▶ _TASK REQUIREMENTS_:
Set each record down exactly, excluding all images.

━━━ STORED ROWS ━━━

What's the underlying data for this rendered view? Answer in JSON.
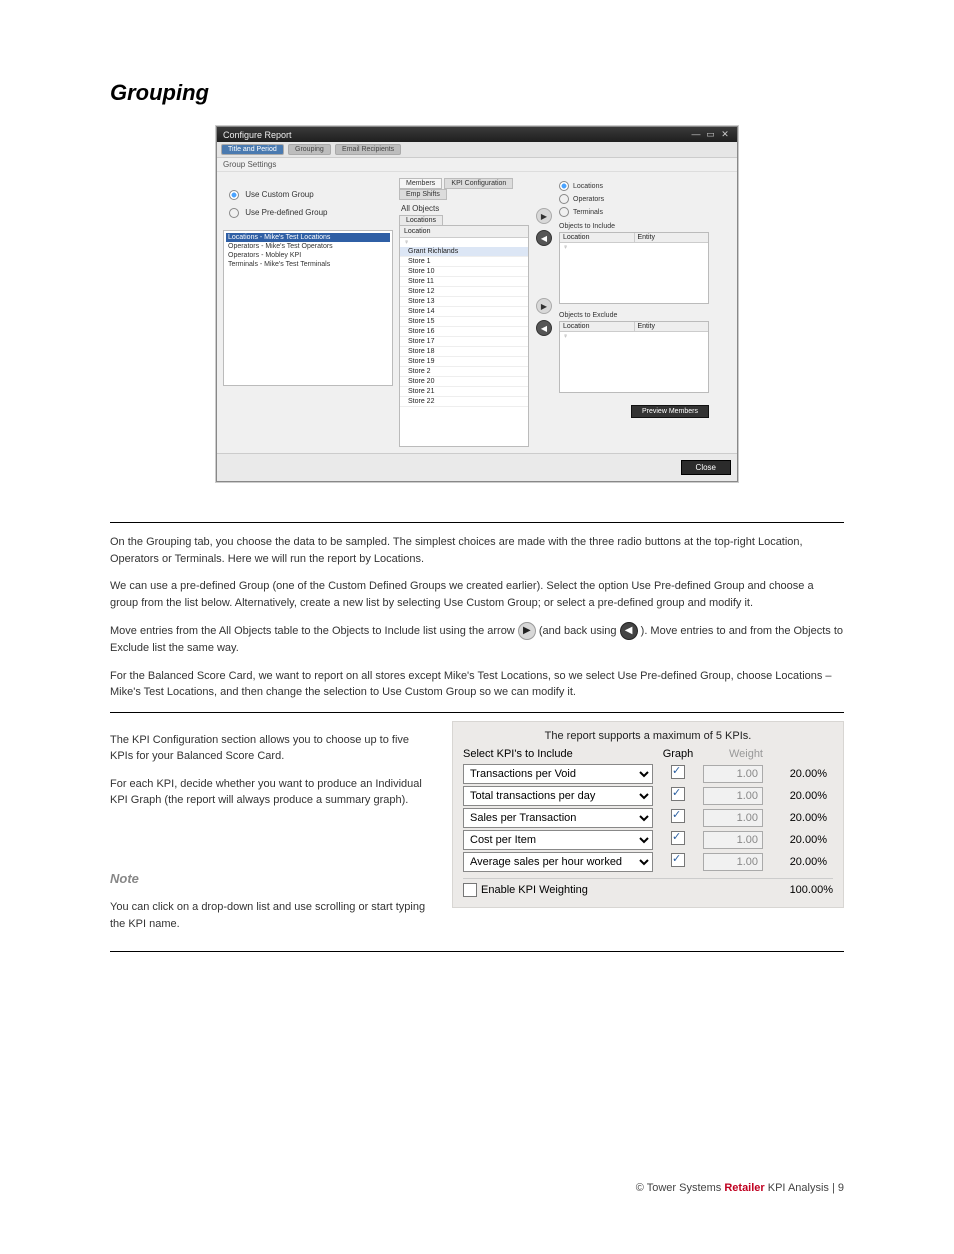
{
  "doc": {
    "heading": "Grouping",
    "hr_above_text": true
  },
  "win": {
    "title": "Configure Report",
    "controls": {
      "min": "—",
      "max": "▭",
      "close": "✕"
    },
    "tabs": [
      "Title and Period",
      "Grouping",
      "Email Recipients"
    ],
    "active_tab": "Title and Period",
    "group_settings_label": "Group Settings",
    "subtabs": [
      "Members",
      "KPI Configuration",
      "Emp Shifts"
    ],
    "active_subtab": "Members",
    "radio_left": {
      "custom": "Use Custom Group",
      "predef": "Use Pre-defined Group",
      "selected": "custom"
    },
    "predef_list": {
      "items": [
        "Locations - Mike's Test Locations",
        "Operators - Mike's Test Operators",
        "Operators - Mobley KPI",
        "Terminals - Mike's Test Terminals"
      ],
      "selected_index": 0
    },
    "all_objects_label": "All Objects",
    "locations_tab": "Locations",
    "location_header": "Location",
    "filter_glyph": "♀",
    "locations": [
      "Grant Richlands",
      "Store 1",
      "Store 10",
      "Store 11",
      "Store 12",
      "Store 13",
      "Store 14",
      "Store 15",
      "Store 16",
      "Store 17",
      "Store 18",
      "Store 19",
      "Store 2",
      "Store 20",
      "Store 21",
      "Store 22"
    ],
    "selected_location_index": 0,
    "radio_right": {
      "locations": "Locations",
      "operators": "Operators",
      "terminals": "Terminals",
      "selected": "locations"
    },
    "include_label": "Objects to Include",
    "exclude_label": "Objects to Exclude",
    "table_headers": {
      "location": "Location",
      "entity": "Entity"
    },
    "preview_button": "Preview Members",
    "close_button": "Close"
  },
  "body1": {
    "p1": "On the Grouping tab, you choose the data to be sampled. The simplest choices are made with the three radio buttons at the top-right Location, Operators or Terminals. Here we will run the report by Locations.",
    "p2": "We can use a pre-defined Group (one of the Custom Defined Groups we created earlier). Select the option Use Pre-defined Group and choose a group from the list below. Alternatively, create a new list by selecting Use Custom Group; or select a pre-defined group and modify it.",
    "p3_a": "Move entries from the All Objects table to the Objects to Include list using the arrow ",
    "p3_b": " (and back using ",
    "p3_c": " ). Move entries to and from the Objects to Exclude list the same way.",
    "p4": "For the Balanced Score Card, we want to report on all stores except Mike's Test Locations, so we select Use Pre-defined Group, choose Locations – Mike's Test Locations, and then change the selection to Use Custom Group so we can modify it."
  },
  "kpi": {
    "caption": "The report supports a maximum of 5 KPIs.",
    "select_label": "Select KPI's to Include",
    "graph_label": "Graph",
    "weight_label": "Weight",
    "rows": [
      {
        "name": "Transactions per Void",
        "graph": true,
        "weight": "1.00",
        "pct": "20.00%"
      },
      {
        "name": "Total transactions per day",
        "graph": true,
        "weight": "1.00",
        "pct": "20.00%"
      },
      {
        "name": "Sales per Transaction",
        "graph": true,
        "weight": "1.00",
        "pct": "20.00%"
      },
      {
        "name": "Cost per Item",
        "graph": true,
        "weight": "1.00",
        "pct": "20.00%"
      },
      {
        "name": "Average sales per hour worked",
        "graph": true,
        "weight": "1.00",
        "pct": "20.00%"
      }
    ],
    "enable_label": "Enable KPI Weighting",
    "total": "100.00%"
  },
  "kpi_left": {
    "p1": "The KPI Configuration section allows you to choose up to five KPIs for your Balanced Score Card.",
    "p2": "For each KPI, decide whether you want to produce an Individual KPI Graph (the report will always produce a summary graph).",
    "note_label": "Note",
    "note_body": "You can click on a drop-down list and use scrolling or start typing the KPI name."
  },
  "footer": {
    "text_a": "© Tower Systems ",
    "text_b": "Retailer",
    "text_c": " KPI Analysis | 9"
  }
}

━━━

▶ _RESULT FOR THIS EXERCISE_:
What's the underlying data for this rendered view? Answer in JSON.
{
  "doc": {
    "heading": "Grouping",
    "hr_above_text": true
  },
  "win": {
    "title": "Configure Report",
    "controls": {
      "min": "—",
      "max": "▭",
      "close": "✕"
    },
    "tabs": [
      "Title and Period",
      "Grouping",
      "Email Recipients"
    ],
    "active_tab": "Title and Period",
    "group_settings_label": "Group Settings",
    "subtabs": [
      "Members",
      "KPI Configuration",
      "Emp Shifts"
    ],
    "active_subtab": "Members",
    "radio_left": {
      "custom": "Use Custom Group",
      "predef": "Use Pre-defined Group",
      "selected": "custom"
    },
    "predef_list": {
      "items": [
        "Locations - Mike's Test Locations",
        "Operators - Mike's Test Operators",
        "Operators - Mobley KPI",
        "Terminals - Mike's Test Terminals"
      ],
      "selected_index": 0
    },
    "all_objects_label": "All Objects",
    "locations_tab": "Locations",
    "location_header": "Location",
    "filter_glyph": "♀",
    "locations": [
      "Grant Richlands",
      "Store 1",
      "Store 10",
      "Store 11",
      "Store 12",
      "Store 13",
      "Store 14",
      "Store 15",
      "Store 16",
      "Store 17",
      "Store 18",
      "Store 19",
      "Store 2",
      "Store 20",
      "Store 21",
      "Store 22"
    ],
    "selected_location_index": 0,
    "radio_right": {
      "locations": "Locations",
      "operators": "Operators",
      "terminals": "Terminals",
      "selected": "locations"
    },
    "include_label": "Objects to Include",
    "exclude_label": "Objects to Exclude",
    "table_headers": {
      "location": "Location",
      "entity": "Entity"
    },
    "preview_button": "Preview Members",
    "close_button": "Close"
  },
  "body1": {
    "p1": "On the Grouping tab, you choose the data to be sampled. The simplest choices are made with the three radio buttons at the top-right Location, Operators or Terminals. Here we will run the report by Locations.",
    "p2": "We can use a pre-defined Group (one of the Custom Defined Groups we created earlier). Select the option Use Pre-defined Group and choose a group from the list below. Alternatively, create a new list by selecting Use Custom Group; or select a pre-defined group and modify it.",
    "p3_a": "Move entries from the All Objects table to the Objects to Include list using the arrow ",
    "p3_b": " (and back using ",
    "p3_c": " ). Move entries to and from the Objects to Exclude list the same way.",
    "p4": "For the Balanced Score Card, we want to report on all stores except Mike's Test Locations, so we select Use Pre-defined Group, choose Locations – Mike's Test Locations, and then change the selection to Use Custom Group so we can modify it."
  },
  "kpi": {
    "caption": "The report supports a maximum of 5 KPIs.",
    "select_label": "Select KPI's to Include",
    "graph_label": "Graph",
    "weight_label": "Weight",
    "rows": [
      {
        "name": "Transactions per Void",
        "graph": true,
        "weight": "1.00",
        "pct": "20.00%"
      },
      {
        "name": "Total transactions per day",
        "graph": true,
        "weight": "1.00",
        "pct": "20.00%"
      },
      {
        "name": "Sales per Transaction",
        "graph": true,
        "weight": "1.00",
        "pct": "20.00%"
      },
      {
        "name": "Cost per Item",
        "graph": true,
        "weight": "1.00",
        "pct": "20.00%"
      },
      {
        "name": "Average sales per hour worked",
        "graph": true,
        "weight": "1.00",
        "pct": "20.00%"
      }
    ],
    "enable_label": "Enable KPI Weighting",
    "total": "100.00%"
  },
  "kpi_left": {
    "p1": "The KPI Configuration section allows you to choose up to five KPIs for your Balanced Score Card.",
    "p2": "For each KPI, decide whether you want to produce an Individual KPI Graph (the report will always produce a summary graph).",
    "note_label": "Note",
    "note_body": "You can click on a drop-down list and use scrolling or start typing the KPI name."
  },
  "footer": {
    "text_a": "© Tower Systems ",
    "text_b": "Retailer",
    "text_c": " KPI Analysis | 9"
  }
}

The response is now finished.